TASK GOAL.
Pictures do not belong in the copy, so please give every entry below again exactly.

-- Start RECORD LIST --

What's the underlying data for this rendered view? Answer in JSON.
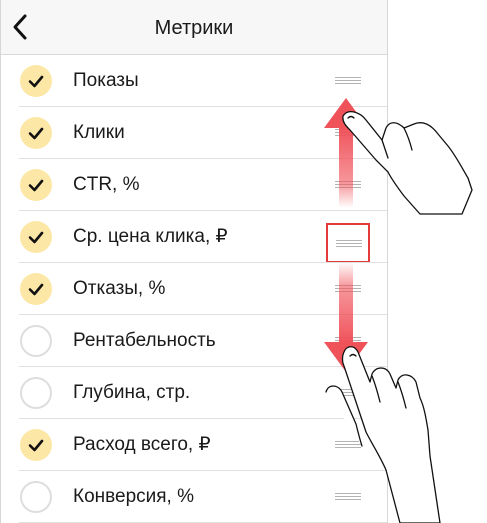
{
  "header": {
    "title": "Метрики",
    "back_icon": "chevron-left-icon"
  },
  "metrics": [
    {
      "label": "Показы",
      "checked": true
    },
    {
      "label": "Клики",
      "checked": true
    },
    {
      "label": "CTR, %",
      "checked": true
    },
    {
      "label": "Ср. цена клика, ₽",
      "checked": true,
      "drag_highlighted": true
    },
    {
      "label": "Отказы, %",
      "checked": true
    },
    {
      "label": "Рентабельность",
      "checked": false
    },
    {
      "label": "Глубина, стр.",
      "checked": false
    },
    {
      "label": "Расход всего, ₽",
      "checked": true
    },
    {
      "label": "Конверсия, %",
      "checked": false
    }
  ],
  "colors": {
    "checked_fill": "#fce7a6",
    "highlight_frame": "#e33a3a",
    "arrow": "#f0525a"
  }
}
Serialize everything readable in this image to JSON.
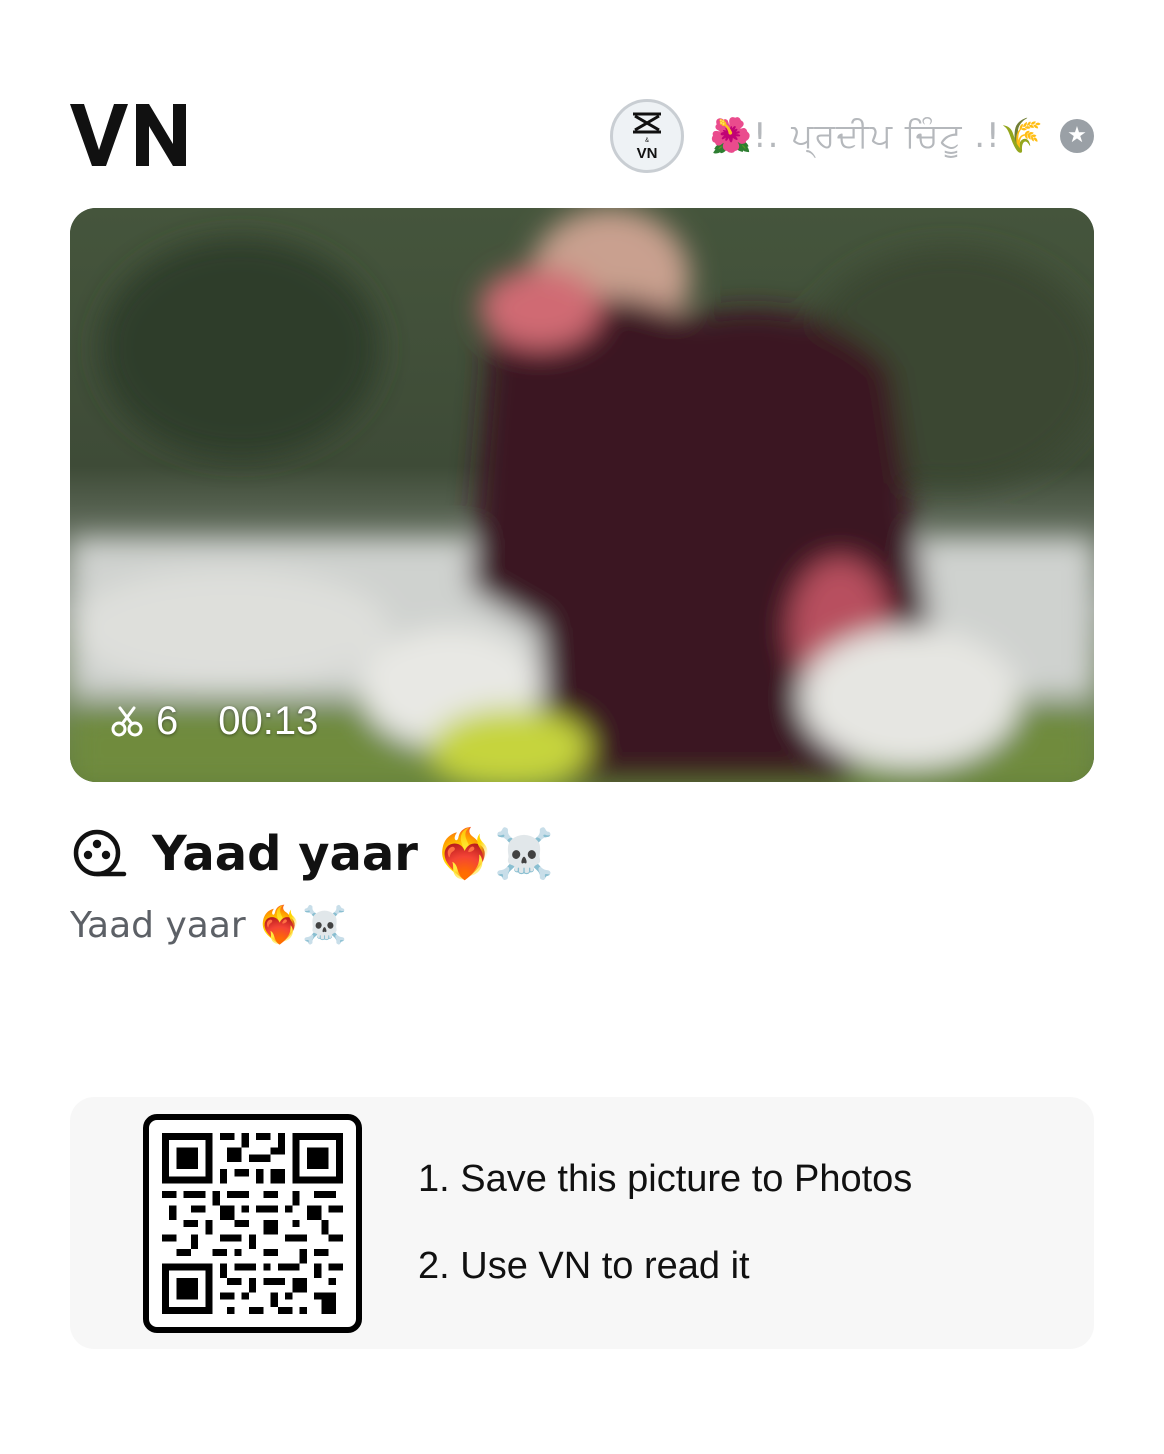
{
  "header": {
    "logo_text": "VN",
    "author_name": "🌺!. ਪ੍ਰਦੀਪ ਚਿੰਟੂ .!🌾",
    "avatar_icon": "capcut-vn-avatar",
    "badge_icon": "star-badge-icon"
  },
  "video": {
    "clip_count": "6",
    "duration": "00:13"
  },
  "project": {
    "title": "Yaad yaar ❤️‍🔥☠️",
    "description": "Yaad yaar ❤️‍🔥☠️"
  },
  "qr_panel": {
    "step1": "1. Save this picture to Photos",
    "step2": "2. Use VN to read it"
  }
}
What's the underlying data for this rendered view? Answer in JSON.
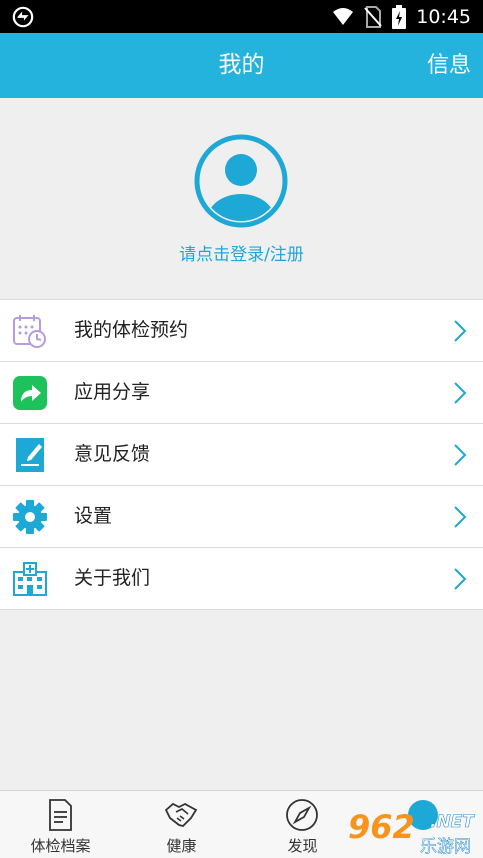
{
  "status_bar": {
    "time": "10:45"
  },
  "header": {
    "title": "我的",
    "right_action": "信息",
    "background_color": "#23b3dc"
  },
  "profile": {
    "login_prompt": "请点击登录/注册",
    "avatar_icon": "user-avatar-icon"
  },
  "menu": {
    "items": [
      {
        "label": "我的体检预约",
        "icon": "calendar-clock-icon"
      },
      {
        "label": "应用分享",
        "icon": "share-icon"
      },
      {
        "label": "意见反馈",
        "icon": "feedback-icon"
      },
      {
        "label": "设置",
        "icon": "gear-icon"
      },
      {
        "label": "关于我们",
        "icon": "hospital-icon"
      }
    ]
  },
  "tabs": [
    {
      "label": "体检档案",
      "icon": "document-icon"
    },
    {
      "label": "健康",
      "icon": "handshake-icon"
    },
    {
      "label": "发现",
      "icon": "compass-icon"
    },
    {
      "label": "",
      "icon": "user-tab-icon"
    }
  ],
  "watermark": {
    "digits": "962",
    "suffix": ".NET",
    "cn": "乐游网"
  },
  "colors": {
    "accent": "#23b3dc",
    "link": "#1ea8d6",
    "share_green": "#1ec25a"
  }
}
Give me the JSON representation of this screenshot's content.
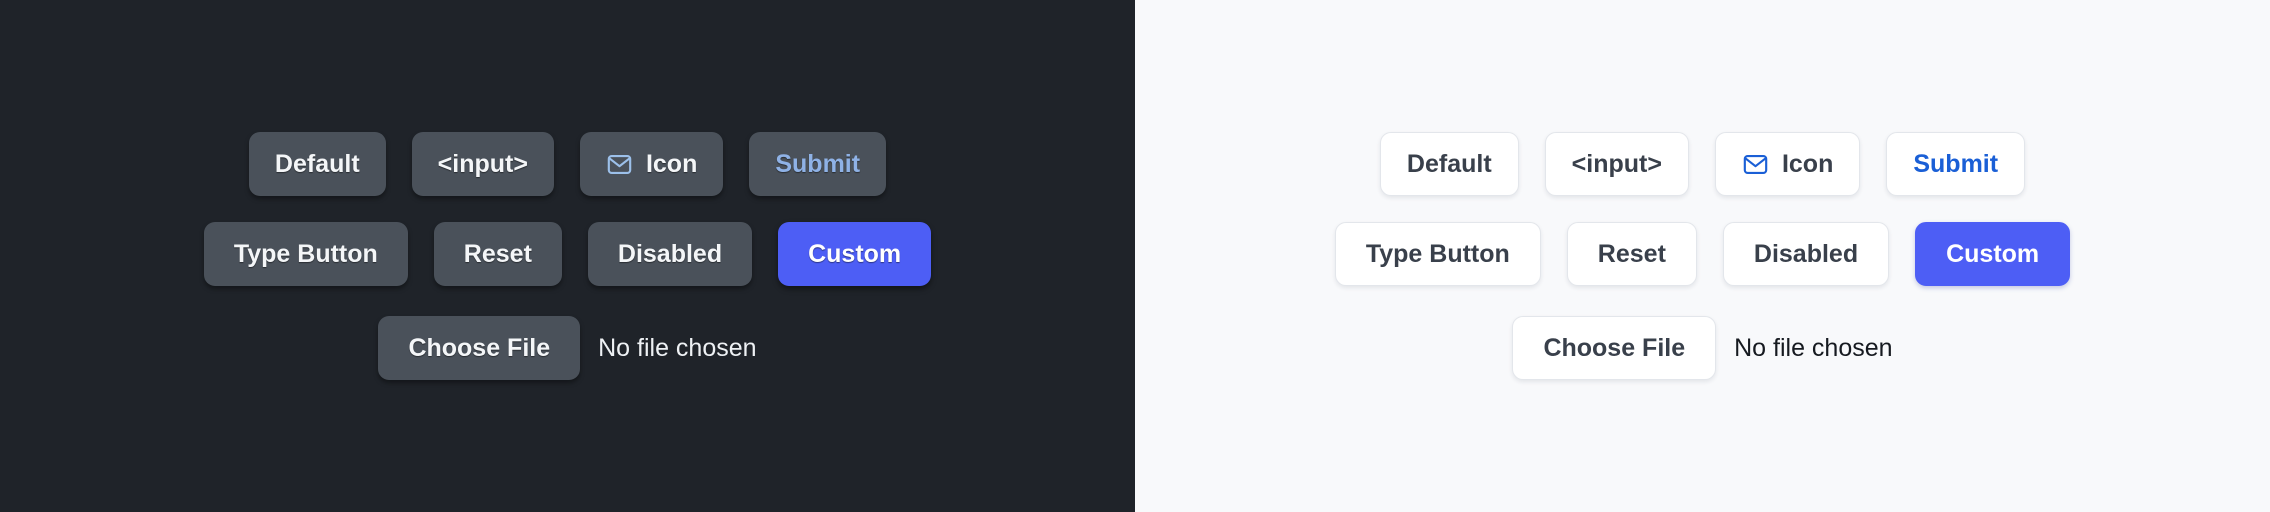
{
  "theme": {
    "dark": {
      "background": "#1f2329",
      "button_fill": "#4a515a",
      "button_text": "#f4f6f8",
      "submit_text": "#8fb2e6",
      "icon_color": "#9cc0ea",
      "custom_fill": "#4d5ef5",
      "custom_text": "#ffffff",
      "file_status_text": "#eef1f4"
    },
    "light": {
      "background": "#f8f9fb",
      "button_fill": "#ffffff",
      "button_border": "#e3e6eb",
      "button_text": "#39404b",
      "submit_text": "#1a5fd6",
      "icon_color": "#1a5fd6",
      "custom_fill": "#4d5ef5",
      "custom_text": "#ffffff",
      "file_status_text": "#161a20"
    }
  },
  "buttons": {
    "default": "Default",
    "input": "<input>",
    "icon": "Icon",
    "submit": "Submit",
    "type_button": "Type Button",
    "reset": "Reset",
    "disabled": "Disabled",
    "custom": "Custom",
    "choose_file": "Choose File"
  },
  "file_input": {
    "status": "No file chosen"
  },
  "icons": {
    "mail": "mail-icon"
  }
}
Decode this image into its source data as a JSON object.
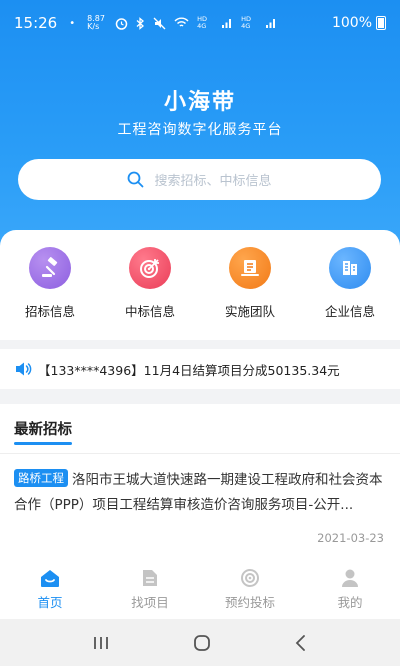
{
  "status_bar": {
    "time": "15:26",
    "dot": "•",
    "speed": "8.87 K/s",
    "network1": "HD 4G",
    "network2": "HD 4G",
    "battery": "100%"
  },
  "header": {
    "title": "小海带",
    "subtitle": "工程咨询数字化服务平台"
  },
  "search": {
    "placeholder": "搜索招标、中标信息"
  },
  "menu": [
    {
      "label": "招标信息",
      "icon": "gavel-icon",
      "color": "#9b6fe6"
    },
    {
      "label": "中标信息",
      "icon": "target-icon",
      "color": "#f0516a"
    },
    {
      "label": "实施团队",
      "icon": "team-book-icon",
      "color": "#f68a26"
    },
    {
      "label": "企业信息",
      "icon": "building-icon",
      "color": "#3e9cf5"
    }
  ],
  "notice": {
    "text": "【133****4396】11月4日结算项目分成50135.34元",
    "icon": "speaker-icon"
  },
  "latest": {
    "section_title": "最新招标",
    "items": [
      {
        "tag": "路桥工程",
        "title": "洛阳市王城大道快速路一期建设工程政府和社会资本合作（PPP）项目工程结算审核造价咨询服务项目-公开...",
        "date": "2021-03-23"
      }
    ]
  },
  "tabbar": [
    {
      "label": "首页",
      "icon": "home-icon",
      "active": true
    },
    {
      "label": "找项目",
      "icon": "document-icon",
      "active": false
    },
    {
      "label": "预约投标",
      "icon": "target-icon",
      "active": false
    },
    {
      "label": "我的",
      "icon": "person-icon",
      "active": false
    }
  ],
  "colors": {
    "primary": "#1c8ff2",
    "background": "#f2f3f5"
  },
  "system_nav": {
    "recent": "recent-apps-icon",
    "home": "home-circle-icon",
    "back": "back-icon"
  }
}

-- End RECORD LIST --

OUTPUT FOR THIS EXERCISE.
What's the underlying data for this rendered view? Answer in JSON.
{
  "header": {
    "title": "Метрики",
    "back_icon": "chevron-left-icon"
  },
  "metrics": [
    {
      "label": "Показы",
      "checked": true
    },
    {
      "label": "Клики",
      "checked": true
    },
    {
      "label": "CTR, %",
      "checked": true
    },
    {
      "label": "Ср. цена клика, ₽",
      "checked": true,
      "drag_highlighted": true
    },
    {
      "label": "Отказы, %",
      "checked": true
    },
    {
      "label": "Рентабельность",
      "checked": false
    },
    {
      "label": "Глубина, стр.",
      "checked": false
    },
    {
      "label": "Расход всего, ₽",
      "checked": true
    },
    {
      "label": "Конверсия, %",
      "checked": false
    }
  ],
  "colors": {
    "checked_fill": "#fce7a6",
    "highlight_frame": "#e33a3a",
    "arrow": "#f0525a"
  }
}
Serialize everything readable in this image to JSON.
{
  "header": {
    "logo_text": "VN",
    "author_name": "🌺!. ਪ੍ਰਦੀਪ ਚਿੰਟੂ .!🌾",
    "avatar_icon": "capcut-vn-avatar",
    "badge_icon": "star-badge-icon"
  },
  "video": {
    "clip_count": "6",
    "duration": "00:13"
  },
  "project": {
    "title": "Yaad yaar ❤️‍🔥☠️",
    "description": "Yaad yaar ❤️‍🔥☠️"
  },
  "qr_panel": {
    "step1": "1. Save this picture to Photos",
    "step2": "2. Use VN to read it"
  }
}
What's the underlying data for this rendered view? Answer in JSON.
{
  "status_bar": {
    "time": "10:45"
  },
  "header": {
    "title": "我的",
    "right_action": "信息",
    "background_color": "#23b3dc"
  },
  "profile": {
    "login_prompt": "请点击登录/注册",
    "avatar_icon": "user-avatar-icon"
  },
  "menu": {
    "items": [
      {
        "label": "我的体检预约",
        "icon": "calendar-clock-icon"
      },
      {
        "label": "应用分享",
        "icon": "share-icon"
      },
      {
        "label": "意见反馈",
        "icon": "feedback-icon"
      },
      {
        "label": "设置",
        "icon": "gear-icon"
      },
      {
        "label": "关于我们",
        "icon": "hospital-icon"
      }
    ]
  },
  "tabs": [
    {
      "label": "体检档案",
      "icon": "document-icon"
    },
    {
      "label": "健康",
      "icon": "handshake-icon"
    },
    {
      "label": "发现",
      "icon": "compass-icon"
    },
    {
      "label": "",
      "icon": "user-tab-icon"
    }
  ],
  "watermark": {
    "digits": "962",
    "suffix": ".NET",
    "cn": "乐游网"
  },
  "colors": {
    "accent": "#23b3dc",
    "link": "#1ea8d6",
    "share_green": "#1ec25a"
  }
}
Give me the JSON representation of this screenshot's content.
{
  "theme": {
    "dark": {
      "background": "#1f2329",
      "button_fill": "#4a515a",
      "button_text": "#f4f6f8",
      "submit_text": "#8fb2e6",
      "icon_color": "#9cc0ea",
      "custom_fill": "#4d5ef5",
      "custom_text": "#ffffff",
      "file_status_text": "#eef1f4"
    },
    "light": {
      "background": "#f8f9fb",
      "button_fill": "#ffffff",
      "button_border": "#e3e6eb",
      "button_text": "#39404b",
      "submit_text": "#1a5fd6",
      "icon_color": "#1a5fd6",
      "custom_fill": "#4d5ef5",
      "custom_text": "#ffffff",
      "file_status_text": "#161a20"
    }
  },
  "buttons": {
    "default": "Default",
    "input": "<input>",
    "icon": "Icon",
    "submit": "Submit",
    "type_button": "Type Button",
    "reset": "Reset",
    "disabled": "Disabled",
    "custom": "Custom",
    "choose_file": "Choose File"
  },
  "file_input": {
    "status": "No file chosen"
  },
  "icons": {
    "mail": "mail-icon"
  }
}
Decode this image into its source data as a JSON object.
{
  "status_bar": {
    "time": "15:26",
    "dot": "•",
    "speed": "8.87 K/s",
    "network1": "HD 4G",
    "network2": "HD 4G",
    "battery": "100%"
  },
  "header": {
    "title": "小海带",
    "subtitle": "工程咨询数字化服务平台"
  },
  "search": {
    "placeholder": "搜索招标、中标信息"
  },
  "menu": [
    {
      "label": "招标信息",
      "icon": "gavel-icon",
      "color": "#9b6fe6"
    },
    {
      "label": "中标信息",
      "icon": "target-icon",
      "color": "#f0516a"
    },
    {
      "label": "实施团队",
      "icon": "team-book-icon",
      "color": "#f68a26"
    },
    {
      "label": "企业信息",
      "icon": "building-icon",
      "color": "#3e9cf5"
    }
  ],
  "notice": {
    "text": "【133****4396】11月4日结算项目分成50135.34元",
    "icon": "speaker-icon"
  },
  "latest": {
    "section_title": "最新招标",
    "items": [
      {
        "tag": "路桥工程",
        "title": "洛阳市王城大道快速路一期建设工程政府和社会资本合作（PPP）项目工程结算审核造价咨询服务项目-公开...",
        "date": "2021-03-23"
      }
    ]
  },
  "tabbar": [
    {
      "label": "首页",
      "icon": "home-icon",
      "active": true
    },
    {
      "label": "找项目",
      "icon": "document-icon",
      "active": false
    },
    {
      "label": "预约投标",
      "icon": "target-icon",
      "active": false
    },
    {
      "label": "我的",
      "icon": "person-icon",
      "active": false
    }
  ],
  "colors": {
    "primary": "#1c8ff2",
    "background": "#f2f3f5"
  },
  "system_nav": {
    "recent": "recent-apps-icon",
    "home": "home-circle-icon",
    "back": "back-icon"
  }
}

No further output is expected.